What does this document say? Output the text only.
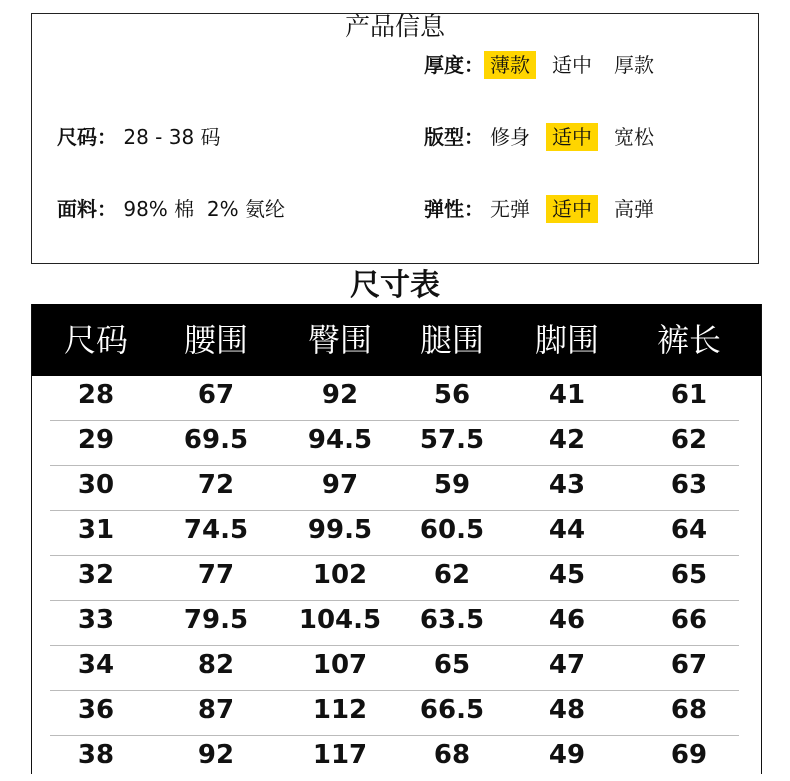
产品信息
厚度： 薄款 适中 厚款
尺码： 28 - 38 码	版型： 修身 适中 宽松
面料： 98% 棉  2% 氨纶	弹性： 无弹 适中 高弹
尺寸表
尺码 腰围 臀围 腿围 脚围 裤长
28	67	92	56	41	61
29	69.5 94.5 57.5 42	62
30	72	97	59	43	63
31	74.5 99.5 60.5 44	64
32	77	102	62	45	65
33	79.5 104.5 63.5 46	66
34	82	107	65	47	67
36	87	112 66.5 48	68
38	92	117	68	49	69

What is expected: Quote every entry exactly, with the pictures omitted.

Worked answer:
What does this document say? Output the text only.
产品信息
厚度： 薄款 适中 厚款
尺码： 28 - 38 码	版型： 修身 适中 宽松
面料： 98% 棉  2% 氨纶	弹性： 无弹 适中 高弹
尺寸表
尺码 腰围 臀围 腿围 脚围 裤长
28	67	92	56	41	61
29	69.5 94.5 57.5 42	62
30	72	97	59	43	63
31	74.5 99.5 60.5 44	64
32	77	102	62	45	65
33	79.5 104.5 63.5 46	66
34	82	107	65	47	67
36	87	112 66.5 48	68
38	92	117	68	49	69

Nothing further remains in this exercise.